* WHAT NEEDS TO BE DONE *
Single out the lines that include the word "title". Copy them.

===== ENTRIES SUPPLIED =====

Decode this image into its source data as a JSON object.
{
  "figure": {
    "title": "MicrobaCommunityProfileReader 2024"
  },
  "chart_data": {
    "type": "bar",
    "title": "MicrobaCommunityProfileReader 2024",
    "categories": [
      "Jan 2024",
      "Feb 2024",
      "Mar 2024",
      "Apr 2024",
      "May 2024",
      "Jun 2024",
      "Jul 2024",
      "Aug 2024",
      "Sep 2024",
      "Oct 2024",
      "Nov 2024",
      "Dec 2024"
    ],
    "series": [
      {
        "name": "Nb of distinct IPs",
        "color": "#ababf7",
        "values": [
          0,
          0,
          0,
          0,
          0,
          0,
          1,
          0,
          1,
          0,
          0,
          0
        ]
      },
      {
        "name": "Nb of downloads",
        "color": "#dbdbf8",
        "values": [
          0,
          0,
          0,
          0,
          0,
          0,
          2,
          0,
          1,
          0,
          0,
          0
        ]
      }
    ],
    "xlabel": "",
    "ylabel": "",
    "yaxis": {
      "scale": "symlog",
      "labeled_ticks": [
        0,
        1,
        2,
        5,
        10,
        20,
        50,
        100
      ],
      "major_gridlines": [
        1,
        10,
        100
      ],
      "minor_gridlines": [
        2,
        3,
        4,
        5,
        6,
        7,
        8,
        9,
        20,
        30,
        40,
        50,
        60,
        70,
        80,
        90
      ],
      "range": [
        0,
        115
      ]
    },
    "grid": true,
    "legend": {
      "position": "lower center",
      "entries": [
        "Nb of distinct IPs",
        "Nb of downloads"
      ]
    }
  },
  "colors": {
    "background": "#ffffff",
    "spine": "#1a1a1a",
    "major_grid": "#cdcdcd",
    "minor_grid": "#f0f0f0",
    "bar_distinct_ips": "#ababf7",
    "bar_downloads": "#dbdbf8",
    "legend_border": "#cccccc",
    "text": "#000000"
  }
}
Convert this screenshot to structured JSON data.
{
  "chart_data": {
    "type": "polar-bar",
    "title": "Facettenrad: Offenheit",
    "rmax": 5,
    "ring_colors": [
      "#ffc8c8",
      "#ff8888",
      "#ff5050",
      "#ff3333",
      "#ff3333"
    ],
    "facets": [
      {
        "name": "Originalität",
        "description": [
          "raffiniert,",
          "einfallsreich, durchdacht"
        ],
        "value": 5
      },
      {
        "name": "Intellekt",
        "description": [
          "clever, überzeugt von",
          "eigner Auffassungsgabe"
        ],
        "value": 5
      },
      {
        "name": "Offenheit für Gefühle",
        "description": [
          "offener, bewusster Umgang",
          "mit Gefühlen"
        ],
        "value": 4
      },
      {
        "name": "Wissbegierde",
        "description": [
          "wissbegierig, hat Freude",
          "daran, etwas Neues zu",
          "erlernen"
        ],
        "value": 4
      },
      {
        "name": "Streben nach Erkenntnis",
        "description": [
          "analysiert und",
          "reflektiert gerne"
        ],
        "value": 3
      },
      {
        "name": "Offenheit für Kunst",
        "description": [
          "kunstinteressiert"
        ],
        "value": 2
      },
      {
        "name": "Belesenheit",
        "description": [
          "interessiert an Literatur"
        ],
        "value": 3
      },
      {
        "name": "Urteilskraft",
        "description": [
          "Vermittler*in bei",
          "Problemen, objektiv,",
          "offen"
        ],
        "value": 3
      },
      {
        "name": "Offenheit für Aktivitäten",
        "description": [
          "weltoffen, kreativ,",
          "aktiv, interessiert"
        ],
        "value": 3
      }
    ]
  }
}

=====

* WORKED SOLUTION *
    "title": "MicrobaCommunityProfileReader 2024"
    "title": "MicrobaCommunityProfileReader 2024",
    "title": "Facettenrad: Offenheit",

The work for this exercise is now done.